#### Task goal
Look for "Serialize everything readable" in the listing below, then copy exactly the line it appears in and all lines after it to the end, and nothing more.
BEGIN Data for this exercise
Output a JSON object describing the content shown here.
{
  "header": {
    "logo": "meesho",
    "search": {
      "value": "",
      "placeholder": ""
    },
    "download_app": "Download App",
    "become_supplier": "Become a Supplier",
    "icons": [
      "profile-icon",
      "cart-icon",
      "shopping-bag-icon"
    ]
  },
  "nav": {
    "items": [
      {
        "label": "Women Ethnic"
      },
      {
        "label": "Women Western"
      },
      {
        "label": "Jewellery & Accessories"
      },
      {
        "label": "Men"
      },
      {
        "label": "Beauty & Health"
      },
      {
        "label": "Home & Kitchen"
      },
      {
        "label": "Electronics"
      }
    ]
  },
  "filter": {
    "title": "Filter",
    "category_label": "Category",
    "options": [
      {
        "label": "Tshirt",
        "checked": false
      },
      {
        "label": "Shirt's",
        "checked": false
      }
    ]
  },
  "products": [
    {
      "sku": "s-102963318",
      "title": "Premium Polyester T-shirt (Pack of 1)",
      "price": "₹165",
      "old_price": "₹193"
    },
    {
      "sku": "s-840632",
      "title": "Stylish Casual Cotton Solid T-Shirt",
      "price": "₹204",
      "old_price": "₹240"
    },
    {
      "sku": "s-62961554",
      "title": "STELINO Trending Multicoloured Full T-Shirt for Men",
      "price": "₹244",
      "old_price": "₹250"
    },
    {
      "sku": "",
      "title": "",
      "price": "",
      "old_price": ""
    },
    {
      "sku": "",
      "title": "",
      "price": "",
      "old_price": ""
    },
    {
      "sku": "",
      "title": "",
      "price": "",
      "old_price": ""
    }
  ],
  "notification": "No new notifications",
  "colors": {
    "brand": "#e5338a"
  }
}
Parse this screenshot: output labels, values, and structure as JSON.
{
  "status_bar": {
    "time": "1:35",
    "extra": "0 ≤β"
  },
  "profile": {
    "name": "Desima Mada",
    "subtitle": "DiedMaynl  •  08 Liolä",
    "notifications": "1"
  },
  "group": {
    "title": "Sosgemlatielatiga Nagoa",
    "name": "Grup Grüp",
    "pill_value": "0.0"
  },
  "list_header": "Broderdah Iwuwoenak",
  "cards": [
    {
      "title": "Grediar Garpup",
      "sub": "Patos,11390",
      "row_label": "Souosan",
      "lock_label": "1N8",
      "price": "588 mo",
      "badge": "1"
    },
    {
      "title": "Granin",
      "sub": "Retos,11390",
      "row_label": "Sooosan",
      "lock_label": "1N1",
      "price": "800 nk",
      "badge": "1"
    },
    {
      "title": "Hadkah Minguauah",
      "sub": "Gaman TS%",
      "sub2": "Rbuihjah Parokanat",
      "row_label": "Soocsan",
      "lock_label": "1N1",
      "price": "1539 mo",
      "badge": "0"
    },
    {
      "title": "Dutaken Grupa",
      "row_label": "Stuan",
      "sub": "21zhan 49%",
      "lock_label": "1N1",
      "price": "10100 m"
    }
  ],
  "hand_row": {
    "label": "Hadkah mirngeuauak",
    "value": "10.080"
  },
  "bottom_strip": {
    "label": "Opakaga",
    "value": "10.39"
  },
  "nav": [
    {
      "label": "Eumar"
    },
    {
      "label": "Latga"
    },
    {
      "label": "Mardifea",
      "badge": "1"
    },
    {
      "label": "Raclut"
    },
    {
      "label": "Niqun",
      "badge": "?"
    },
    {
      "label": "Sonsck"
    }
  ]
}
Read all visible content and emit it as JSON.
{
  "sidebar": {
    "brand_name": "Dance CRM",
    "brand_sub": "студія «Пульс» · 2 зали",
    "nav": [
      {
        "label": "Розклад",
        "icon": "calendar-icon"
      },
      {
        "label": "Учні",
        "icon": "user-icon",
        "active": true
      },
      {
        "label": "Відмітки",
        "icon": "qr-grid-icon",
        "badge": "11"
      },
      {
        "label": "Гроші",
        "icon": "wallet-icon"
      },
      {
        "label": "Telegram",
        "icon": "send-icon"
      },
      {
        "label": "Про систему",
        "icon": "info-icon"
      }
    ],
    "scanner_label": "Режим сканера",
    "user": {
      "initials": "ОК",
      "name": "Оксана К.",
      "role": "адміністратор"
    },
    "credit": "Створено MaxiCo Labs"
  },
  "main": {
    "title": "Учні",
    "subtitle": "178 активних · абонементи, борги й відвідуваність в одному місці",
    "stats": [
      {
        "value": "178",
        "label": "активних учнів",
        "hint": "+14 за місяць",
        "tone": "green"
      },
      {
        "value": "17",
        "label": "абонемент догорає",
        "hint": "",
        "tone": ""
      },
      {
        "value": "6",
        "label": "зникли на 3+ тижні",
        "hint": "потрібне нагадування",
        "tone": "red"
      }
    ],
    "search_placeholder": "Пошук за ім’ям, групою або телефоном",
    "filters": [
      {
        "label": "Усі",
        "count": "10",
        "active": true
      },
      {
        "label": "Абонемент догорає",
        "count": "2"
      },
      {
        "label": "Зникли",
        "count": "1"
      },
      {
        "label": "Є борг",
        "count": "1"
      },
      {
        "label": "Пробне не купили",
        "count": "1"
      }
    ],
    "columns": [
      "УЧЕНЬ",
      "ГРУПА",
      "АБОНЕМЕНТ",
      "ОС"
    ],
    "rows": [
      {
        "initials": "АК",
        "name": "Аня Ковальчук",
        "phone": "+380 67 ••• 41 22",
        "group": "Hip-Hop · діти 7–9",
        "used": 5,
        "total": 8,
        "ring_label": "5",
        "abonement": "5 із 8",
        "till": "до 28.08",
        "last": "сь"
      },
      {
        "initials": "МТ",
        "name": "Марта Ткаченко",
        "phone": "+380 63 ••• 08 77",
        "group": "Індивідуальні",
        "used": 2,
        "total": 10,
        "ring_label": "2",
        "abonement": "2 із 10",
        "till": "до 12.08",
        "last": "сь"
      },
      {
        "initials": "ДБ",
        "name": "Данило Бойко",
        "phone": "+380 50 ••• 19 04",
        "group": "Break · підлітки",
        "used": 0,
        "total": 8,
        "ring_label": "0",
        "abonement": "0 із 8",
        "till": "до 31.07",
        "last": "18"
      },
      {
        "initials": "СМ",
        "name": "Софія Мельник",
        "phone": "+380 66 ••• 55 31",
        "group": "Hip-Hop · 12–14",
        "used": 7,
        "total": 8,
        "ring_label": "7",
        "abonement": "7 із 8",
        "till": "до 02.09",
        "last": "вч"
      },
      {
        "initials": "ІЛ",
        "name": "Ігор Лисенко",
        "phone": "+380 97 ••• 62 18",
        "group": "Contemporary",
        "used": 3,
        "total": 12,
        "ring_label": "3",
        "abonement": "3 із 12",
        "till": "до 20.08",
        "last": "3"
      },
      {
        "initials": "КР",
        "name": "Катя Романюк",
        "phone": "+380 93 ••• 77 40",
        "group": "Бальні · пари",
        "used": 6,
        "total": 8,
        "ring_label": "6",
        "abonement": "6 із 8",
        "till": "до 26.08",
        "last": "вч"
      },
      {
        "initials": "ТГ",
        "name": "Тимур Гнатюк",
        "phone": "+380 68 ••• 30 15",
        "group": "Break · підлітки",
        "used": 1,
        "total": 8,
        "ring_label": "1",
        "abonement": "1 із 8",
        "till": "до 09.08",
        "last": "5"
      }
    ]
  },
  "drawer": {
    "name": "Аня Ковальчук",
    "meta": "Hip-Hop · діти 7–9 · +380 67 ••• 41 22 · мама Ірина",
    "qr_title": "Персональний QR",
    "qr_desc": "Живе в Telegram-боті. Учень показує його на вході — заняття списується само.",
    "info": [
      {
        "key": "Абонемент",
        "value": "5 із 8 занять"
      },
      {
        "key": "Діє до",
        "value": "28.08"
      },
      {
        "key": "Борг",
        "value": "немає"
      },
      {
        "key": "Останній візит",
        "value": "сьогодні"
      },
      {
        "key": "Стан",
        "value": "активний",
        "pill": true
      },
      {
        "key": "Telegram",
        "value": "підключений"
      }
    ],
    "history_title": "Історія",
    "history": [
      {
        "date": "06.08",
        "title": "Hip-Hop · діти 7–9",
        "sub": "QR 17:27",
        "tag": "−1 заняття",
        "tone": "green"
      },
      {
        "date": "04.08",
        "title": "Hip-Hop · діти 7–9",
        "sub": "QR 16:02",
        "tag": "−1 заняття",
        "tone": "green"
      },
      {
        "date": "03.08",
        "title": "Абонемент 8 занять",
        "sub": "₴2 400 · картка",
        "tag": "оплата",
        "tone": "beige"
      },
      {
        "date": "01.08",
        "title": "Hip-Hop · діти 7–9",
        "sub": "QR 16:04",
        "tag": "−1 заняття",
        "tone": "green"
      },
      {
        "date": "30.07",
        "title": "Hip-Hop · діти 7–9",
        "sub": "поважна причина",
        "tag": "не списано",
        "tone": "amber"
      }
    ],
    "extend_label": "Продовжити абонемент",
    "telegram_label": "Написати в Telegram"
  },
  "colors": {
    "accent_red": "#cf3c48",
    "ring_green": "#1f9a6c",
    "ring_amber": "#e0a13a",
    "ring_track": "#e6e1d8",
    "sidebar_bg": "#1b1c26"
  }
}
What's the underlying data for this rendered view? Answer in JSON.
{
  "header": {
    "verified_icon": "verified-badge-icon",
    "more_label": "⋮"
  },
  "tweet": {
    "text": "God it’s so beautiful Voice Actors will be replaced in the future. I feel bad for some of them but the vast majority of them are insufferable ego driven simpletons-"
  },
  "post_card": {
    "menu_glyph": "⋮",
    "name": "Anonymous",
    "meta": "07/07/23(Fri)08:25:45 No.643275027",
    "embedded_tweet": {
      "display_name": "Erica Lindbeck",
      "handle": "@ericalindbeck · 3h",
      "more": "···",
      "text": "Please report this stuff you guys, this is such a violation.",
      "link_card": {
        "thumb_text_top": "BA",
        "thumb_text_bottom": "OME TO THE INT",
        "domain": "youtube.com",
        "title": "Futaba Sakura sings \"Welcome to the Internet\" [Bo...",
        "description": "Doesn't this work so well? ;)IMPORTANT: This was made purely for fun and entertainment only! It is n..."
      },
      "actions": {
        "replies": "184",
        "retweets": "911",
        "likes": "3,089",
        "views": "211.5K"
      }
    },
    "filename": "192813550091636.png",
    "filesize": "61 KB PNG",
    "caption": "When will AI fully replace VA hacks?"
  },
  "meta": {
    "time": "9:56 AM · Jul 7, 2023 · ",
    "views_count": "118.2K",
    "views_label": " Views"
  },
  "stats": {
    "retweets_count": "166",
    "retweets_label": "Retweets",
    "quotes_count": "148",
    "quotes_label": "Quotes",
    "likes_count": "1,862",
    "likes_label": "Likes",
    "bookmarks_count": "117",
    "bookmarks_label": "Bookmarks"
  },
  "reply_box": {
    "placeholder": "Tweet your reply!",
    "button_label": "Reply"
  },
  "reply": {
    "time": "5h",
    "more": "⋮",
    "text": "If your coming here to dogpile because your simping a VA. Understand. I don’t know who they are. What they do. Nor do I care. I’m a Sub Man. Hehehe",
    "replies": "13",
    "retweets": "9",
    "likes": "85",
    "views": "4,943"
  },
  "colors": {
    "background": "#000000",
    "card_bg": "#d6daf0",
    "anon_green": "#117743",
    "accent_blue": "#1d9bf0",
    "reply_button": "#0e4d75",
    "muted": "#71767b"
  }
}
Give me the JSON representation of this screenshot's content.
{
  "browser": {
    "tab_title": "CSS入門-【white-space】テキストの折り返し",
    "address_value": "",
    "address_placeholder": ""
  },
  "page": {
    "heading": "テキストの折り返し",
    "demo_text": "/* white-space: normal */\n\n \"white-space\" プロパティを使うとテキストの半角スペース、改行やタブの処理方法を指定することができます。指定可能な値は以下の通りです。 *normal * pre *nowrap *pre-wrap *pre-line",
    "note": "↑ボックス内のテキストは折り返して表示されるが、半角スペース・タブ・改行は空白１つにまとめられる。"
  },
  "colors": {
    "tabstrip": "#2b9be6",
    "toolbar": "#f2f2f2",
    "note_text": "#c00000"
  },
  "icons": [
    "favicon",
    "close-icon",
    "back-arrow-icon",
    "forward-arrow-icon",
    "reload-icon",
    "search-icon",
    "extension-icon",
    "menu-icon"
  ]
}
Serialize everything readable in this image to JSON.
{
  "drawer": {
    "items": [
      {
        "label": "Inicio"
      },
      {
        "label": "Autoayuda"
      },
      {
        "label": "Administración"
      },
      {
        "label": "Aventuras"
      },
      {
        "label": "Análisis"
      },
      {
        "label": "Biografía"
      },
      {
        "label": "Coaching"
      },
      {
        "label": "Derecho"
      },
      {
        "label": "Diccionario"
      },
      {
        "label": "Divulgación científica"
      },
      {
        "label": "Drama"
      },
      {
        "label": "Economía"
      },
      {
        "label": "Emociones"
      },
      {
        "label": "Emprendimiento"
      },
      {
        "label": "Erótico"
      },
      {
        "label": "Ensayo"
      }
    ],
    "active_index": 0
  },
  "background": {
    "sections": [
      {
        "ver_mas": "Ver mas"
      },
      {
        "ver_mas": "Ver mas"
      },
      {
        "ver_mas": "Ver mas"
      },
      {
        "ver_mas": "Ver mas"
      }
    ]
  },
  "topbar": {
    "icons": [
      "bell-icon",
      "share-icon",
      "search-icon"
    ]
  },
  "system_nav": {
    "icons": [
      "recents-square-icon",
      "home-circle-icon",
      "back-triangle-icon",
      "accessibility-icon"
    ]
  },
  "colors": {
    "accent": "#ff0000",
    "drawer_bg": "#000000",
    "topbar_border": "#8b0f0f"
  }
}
END Data for this exercise
#### Complete output
Serialize everything readable in this image to JSON.
{
  "drawer": {
    "items": [
      {
        "label": "Inicio"
      },
      {
        "label": "Autoayuda"
      },
      {
        "label": "Administración"
      },
      {
        "label": "Aventuras"
      },
      {
        "label": "Análisis"
      },
      {
        "label": "Biografía"
      },
      {
        "label": "Coaching"
      },
      {
        "label": "Derecho"
      },
      {
        "label": "Diccionario"
      },
      {
        "label": "Divulgación científica"
      },
      {
        "label": "Drama"
      },
      {
        "label": "Economía"
      },
      {
        "label": "Emociones"
      },
      {
        "label": "Emprendimiento"
      },
      {
        "label": "Erótico"
      },
      {
        "label": "Ensayo"
      }
    ],
    "active_index": 0
  },
  "background": {
    "sections": [
      {
        "ver_mas": "Ver mas"
      },
      {
        "ver_mas": "Ver mas"
      },
      {
        "ver_mas": "Ver mas"
      },
      {
        "ver_mas": "Ver mas"
      }
    ]
  },
  "topbar": {
    "icons": [
      "bell-icon",
      "share-icon",
      "search-icon"
    ]
  },
  "system_nav": {
    "icons": [
      "recents-square-icon",
      "home-circle-icon",
      "back-triangle-icon",
      "accessibility-icon"
    ]
  },
  "colors": {
    "accent": "#ff0000",
    "drawer_bg": "#000000",
    "topbar_border": "#8b0f0f"
  }
}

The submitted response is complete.